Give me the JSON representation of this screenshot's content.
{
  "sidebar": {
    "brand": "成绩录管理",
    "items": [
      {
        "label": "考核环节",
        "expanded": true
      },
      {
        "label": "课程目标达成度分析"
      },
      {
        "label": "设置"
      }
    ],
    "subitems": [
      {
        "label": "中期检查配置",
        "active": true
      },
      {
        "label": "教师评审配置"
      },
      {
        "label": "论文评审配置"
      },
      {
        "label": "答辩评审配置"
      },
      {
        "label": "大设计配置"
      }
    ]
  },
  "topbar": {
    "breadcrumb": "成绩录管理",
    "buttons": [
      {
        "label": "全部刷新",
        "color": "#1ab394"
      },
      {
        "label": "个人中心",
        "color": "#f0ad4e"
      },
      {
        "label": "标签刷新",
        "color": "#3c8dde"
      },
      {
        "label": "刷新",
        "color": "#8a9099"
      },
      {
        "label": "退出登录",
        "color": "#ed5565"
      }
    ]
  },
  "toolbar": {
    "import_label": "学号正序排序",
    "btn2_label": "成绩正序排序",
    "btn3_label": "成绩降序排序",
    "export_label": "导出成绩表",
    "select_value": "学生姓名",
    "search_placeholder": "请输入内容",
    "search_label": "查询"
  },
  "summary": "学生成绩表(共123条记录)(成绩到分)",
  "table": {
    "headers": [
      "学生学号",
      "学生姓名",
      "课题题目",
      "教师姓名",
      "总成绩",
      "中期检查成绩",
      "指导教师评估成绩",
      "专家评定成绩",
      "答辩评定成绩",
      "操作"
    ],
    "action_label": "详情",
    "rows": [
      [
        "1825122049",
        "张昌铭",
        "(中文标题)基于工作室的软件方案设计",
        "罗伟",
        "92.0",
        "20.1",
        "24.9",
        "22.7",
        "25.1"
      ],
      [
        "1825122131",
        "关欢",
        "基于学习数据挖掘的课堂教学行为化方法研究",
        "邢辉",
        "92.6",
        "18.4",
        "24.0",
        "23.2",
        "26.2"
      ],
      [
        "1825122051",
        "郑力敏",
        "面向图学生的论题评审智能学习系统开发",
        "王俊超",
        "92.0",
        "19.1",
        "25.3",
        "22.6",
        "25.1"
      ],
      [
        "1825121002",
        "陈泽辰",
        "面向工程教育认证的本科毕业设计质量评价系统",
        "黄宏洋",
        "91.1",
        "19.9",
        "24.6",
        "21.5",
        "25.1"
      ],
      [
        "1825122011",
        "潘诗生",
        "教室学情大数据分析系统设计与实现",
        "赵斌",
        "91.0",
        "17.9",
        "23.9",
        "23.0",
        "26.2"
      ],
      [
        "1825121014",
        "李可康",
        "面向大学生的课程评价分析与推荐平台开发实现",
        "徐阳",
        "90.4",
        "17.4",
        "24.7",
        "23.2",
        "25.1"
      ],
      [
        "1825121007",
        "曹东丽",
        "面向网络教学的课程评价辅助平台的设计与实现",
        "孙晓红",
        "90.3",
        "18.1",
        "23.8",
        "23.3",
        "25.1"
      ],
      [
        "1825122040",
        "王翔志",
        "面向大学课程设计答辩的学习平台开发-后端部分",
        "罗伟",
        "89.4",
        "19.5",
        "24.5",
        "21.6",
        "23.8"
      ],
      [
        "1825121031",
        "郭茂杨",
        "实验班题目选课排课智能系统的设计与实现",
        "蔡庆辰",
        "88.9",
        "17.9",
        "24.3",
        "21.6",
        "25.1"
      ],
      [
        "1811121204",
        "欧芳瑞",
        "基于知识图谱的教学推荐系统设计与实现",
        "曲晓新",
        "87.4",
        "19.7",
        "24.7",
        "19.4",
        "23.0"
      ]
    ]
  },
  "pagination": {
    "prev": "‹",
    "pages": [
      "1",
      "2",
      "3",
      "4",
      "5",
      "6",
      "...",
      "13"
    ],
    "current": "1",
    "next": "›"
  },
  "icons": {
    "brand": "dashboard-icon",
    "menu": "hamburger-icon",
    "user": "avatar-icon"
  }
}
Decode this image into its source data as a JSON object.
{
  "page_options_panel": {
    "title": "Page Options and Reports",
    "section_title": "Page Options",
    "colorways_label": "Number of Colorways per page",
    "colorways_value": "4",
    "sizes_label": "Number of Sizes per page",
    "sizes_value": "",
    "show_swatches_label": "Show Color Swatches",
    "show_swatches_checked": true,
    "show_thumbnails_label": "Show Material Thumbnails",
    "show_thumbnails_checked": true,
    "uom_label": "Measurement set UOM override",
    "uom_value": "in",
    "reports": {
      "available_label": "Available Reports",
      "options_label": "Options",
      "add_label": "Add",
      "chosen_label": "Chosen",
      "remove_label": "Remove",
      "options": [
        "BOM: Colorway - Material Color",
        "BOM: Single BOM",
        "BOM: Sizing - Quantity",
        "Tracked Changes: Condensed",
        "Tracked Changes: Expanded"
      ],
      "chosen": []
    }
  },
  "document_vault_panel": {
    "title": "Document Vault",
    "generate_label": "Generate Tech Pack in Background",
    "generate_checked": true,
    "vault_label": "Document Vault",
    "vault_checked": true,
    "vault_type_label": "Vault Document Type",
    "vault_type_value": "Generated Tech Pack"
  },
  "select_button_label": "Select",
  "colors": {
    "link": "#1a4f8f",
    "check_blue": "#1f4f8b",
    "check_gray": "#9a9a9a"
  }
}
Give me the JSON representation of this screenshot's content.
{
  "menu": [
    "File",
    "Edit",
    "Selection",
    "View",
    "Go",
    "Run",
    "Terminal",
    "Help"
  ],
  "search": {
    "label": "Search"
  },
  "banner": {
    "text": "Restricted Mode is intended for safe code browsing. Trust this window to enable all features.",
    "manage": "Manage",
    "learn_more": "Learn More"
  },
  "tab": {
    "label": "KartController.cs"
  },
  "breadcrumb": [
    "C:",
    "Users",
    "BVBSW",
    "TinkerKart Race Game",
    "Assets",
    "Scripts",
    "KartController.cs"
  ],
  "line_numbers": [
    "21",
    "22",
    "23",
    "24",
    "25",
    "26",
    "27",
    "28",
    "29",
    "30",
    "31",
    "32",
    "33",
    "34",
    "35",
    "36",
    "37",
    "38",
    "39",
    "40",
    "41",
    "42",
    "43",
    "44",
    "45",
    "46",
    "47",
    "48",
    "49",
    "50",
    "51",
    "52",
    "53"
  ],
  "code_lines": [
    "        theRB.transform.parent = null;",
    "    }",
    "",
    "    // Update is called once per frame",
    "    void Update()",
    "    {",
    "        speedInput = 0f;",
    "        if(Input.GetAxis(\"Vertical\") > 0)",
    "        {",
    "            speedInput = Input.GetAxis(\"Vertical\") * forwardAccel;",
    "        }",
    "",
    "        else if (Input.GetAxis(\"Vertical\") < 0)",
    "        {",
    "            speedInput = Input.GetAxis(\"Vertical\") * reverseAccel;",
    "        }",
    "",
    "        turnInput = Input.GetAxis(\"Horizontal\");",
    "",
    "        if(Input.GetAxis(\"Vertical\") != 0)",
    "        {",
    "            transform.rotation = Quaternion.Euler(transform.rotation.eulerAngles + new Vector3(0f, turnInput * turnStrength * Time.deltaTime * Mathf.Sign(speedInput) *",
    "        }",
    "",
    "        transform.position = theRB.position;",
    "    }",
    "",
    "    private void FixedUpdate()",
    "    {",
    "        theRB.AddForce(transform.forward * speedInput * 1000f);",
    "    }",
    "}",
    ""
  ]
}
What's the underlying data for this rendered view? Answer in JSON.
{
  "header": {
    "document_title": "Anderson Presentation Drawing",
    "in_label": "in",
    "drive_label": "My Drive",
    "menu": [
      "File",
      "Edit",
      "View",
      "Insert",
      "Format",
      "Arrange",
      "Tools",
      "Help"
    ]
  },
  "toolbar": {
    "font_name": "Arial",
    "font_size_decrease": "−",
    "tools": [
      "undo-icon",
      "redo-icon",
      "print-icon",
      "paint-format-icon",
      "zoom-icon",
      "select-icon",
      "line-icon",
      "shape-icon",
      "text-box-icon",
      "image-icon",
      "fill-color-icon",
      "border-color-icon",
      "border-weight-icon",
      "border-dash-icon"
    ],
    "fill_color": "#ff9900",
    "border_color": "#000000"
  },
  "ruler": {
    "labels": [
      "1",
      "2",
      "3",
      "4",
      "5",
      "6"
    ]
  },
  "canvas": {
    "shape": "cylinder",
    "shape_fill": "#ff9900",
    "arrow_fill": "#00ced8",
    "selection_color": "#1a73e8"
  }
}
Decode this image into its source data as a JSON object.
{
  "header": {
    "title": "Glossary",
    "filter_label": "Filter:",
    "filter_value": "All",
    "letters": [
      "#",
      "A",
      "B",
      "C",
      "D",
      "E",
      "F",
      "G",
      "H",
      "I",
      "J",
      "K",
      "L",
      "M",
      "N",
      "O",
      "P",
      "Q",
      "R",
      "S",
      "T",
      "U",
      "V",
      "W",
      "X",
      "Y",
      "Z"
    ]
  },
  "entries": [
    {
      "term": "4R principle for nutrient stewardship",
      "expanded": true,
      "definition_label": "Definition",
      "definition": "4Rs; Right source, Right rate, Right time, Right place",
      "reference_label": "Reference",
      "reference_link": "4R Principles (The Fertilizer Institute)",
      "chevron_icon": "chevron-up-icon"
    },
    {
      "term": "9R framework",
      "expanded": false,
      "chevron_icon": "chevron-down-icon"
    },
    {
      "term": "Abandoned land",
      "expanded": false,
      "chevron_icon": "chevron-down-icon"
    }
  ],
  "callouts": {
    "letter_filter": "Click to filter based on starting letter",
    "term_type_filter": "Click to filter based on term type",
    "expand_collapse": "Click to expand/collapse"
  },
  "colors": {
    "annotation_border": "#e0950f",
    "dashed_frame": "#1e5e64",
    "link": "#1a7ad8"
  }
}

Task to carry out
Report the number of lines in the entries above that include the word "turnInput" and add nothing to it.

Response
2